§ Given request: Only lines holding the word "السلام" should be copied from the material.

§ Listing:

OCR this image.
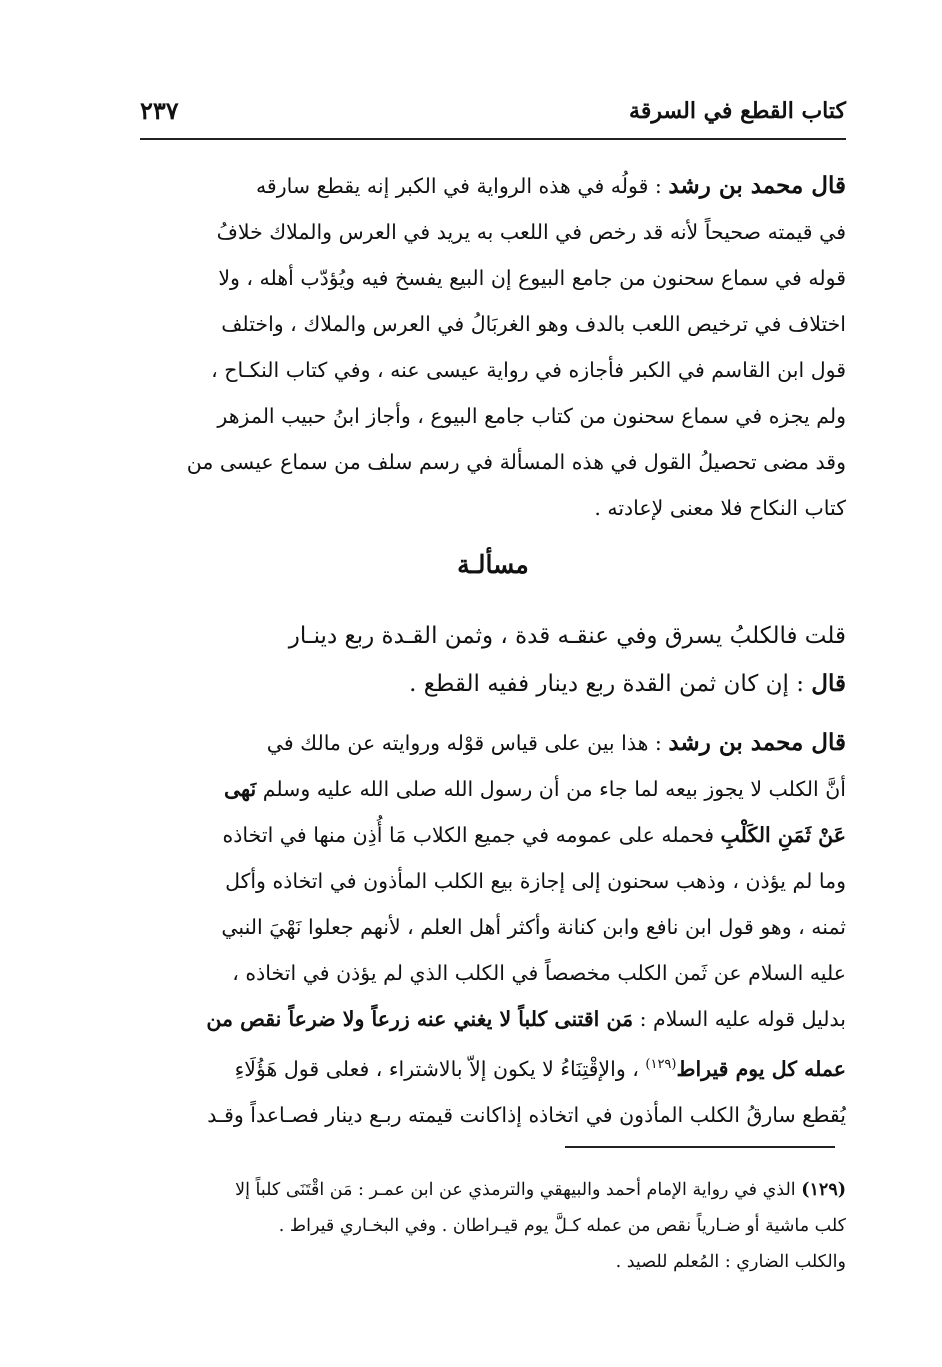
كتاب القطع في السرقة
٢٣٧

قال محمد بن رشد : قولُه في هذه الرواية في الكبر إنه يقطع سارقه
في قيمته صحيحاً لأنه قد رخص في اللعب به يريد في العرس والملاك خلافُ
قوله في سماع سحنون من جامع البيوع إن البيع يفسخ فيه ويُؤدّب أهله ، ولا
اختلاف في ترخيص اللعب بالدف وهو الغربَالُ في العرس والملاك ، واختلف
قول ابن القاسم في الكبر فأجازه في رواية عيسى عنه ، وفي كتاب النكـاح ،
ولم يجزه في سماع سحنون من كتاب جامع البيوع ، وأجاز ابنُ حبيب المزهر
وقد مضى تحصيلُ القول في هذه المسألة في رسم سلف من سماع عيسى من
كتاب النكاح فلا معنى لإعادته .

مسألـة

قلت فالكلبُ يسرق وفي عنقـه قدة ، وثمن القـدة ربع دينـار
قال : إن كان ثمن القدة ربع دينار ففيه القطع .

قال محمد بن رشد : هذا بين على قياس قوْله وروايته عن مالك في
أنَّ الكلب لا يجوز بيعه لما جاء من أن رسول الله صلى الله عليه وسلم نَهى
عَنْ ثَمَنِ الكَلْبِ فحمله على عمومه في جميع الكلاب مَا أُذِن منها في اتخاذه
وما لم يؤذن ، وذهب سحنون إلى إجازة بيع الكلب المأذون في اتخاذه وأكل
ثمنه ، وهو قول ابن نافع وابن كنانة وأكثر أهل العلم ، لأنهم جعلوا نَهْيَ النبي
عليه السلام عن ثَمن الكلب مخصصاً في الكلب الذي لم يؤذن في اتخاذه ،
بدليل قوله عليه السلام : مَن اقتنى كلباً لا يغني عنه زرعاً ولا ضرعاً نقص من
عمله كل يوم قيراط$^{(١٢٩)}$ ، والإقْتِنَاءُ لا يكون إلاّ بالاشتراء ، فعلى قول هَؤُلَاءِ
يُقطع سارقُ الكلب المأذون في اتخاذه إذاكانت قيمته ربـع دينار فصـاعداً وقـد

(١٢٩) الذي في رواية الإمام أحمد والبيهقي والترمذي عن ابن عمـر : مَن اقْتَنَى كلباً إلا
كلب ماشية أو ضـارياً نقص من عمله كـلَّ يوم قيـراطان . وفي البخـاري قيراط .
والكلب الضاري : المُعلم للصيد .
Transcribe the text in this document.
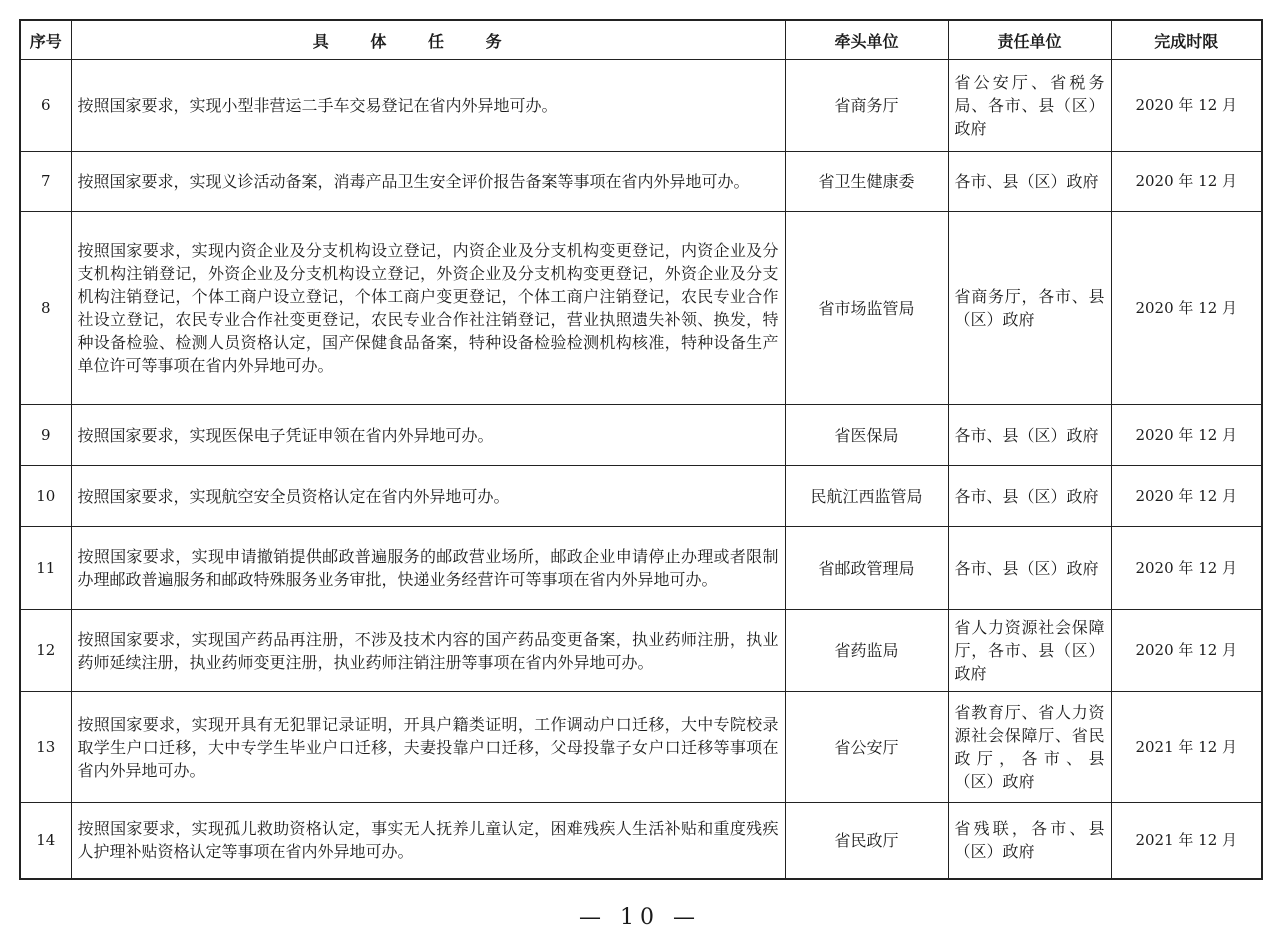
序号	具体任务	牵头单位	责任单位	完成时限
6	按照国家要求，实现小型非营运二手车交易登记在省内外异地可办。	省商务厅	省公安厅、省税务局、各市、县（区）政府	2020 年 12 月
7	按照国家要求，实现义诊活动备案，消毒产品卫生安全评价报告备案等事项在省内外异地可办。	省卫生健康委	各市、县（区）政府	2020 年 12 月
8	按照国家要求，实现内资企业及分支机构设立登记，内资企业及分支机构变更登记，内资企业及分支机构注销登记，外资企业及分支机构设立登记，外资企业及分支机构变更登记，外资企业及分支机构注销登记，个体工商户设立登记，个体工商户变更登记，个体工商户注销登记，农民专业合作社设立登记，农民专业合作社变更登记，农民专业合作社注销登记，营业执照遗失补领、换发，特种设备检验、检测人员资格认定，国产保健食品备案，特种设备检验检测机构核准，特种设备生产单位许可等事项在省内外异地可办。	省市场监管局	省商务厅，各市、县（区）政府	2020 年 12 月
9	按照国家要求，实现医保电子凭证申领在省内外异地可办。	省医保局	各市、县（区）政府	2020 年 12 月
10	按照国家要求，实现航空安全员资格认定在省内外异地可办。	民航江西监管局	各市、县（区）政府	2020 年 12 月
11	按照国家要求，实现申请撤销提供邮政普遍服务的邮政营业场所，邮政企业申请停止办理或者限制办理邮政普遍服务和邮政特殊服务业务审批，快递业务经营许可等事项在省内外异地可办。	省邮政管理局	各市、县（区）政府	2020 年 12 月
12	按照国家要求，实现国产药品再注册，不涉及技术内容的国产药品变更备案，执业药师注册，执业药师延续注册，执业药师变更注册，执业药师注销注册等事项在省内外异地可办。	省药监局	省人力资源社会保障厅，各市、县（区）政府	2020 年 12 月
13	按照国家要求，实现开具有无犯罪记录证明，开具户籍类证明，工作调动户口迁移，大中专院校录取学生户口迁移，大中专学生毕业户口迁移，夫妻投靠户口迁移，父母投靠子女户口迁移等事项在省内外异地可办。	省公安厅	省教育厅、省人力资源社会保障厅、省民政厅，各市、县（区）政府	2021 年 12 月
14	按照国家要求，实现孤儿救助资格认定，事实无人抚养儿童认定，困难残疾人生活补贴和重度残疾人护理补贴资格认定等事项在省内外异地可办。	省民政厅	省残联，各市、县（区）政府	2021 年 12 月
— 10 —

§ Solution to the exercise:
عليه السلام عن ثَمن الكلب مخصصاً في الكلب الذي لم يؤذن في اتخاذه ،
بدليل قوله عليه السلام : مَن اقتنى كلباً لا يغني عنه زرعاً ولا ضرعاً نقص من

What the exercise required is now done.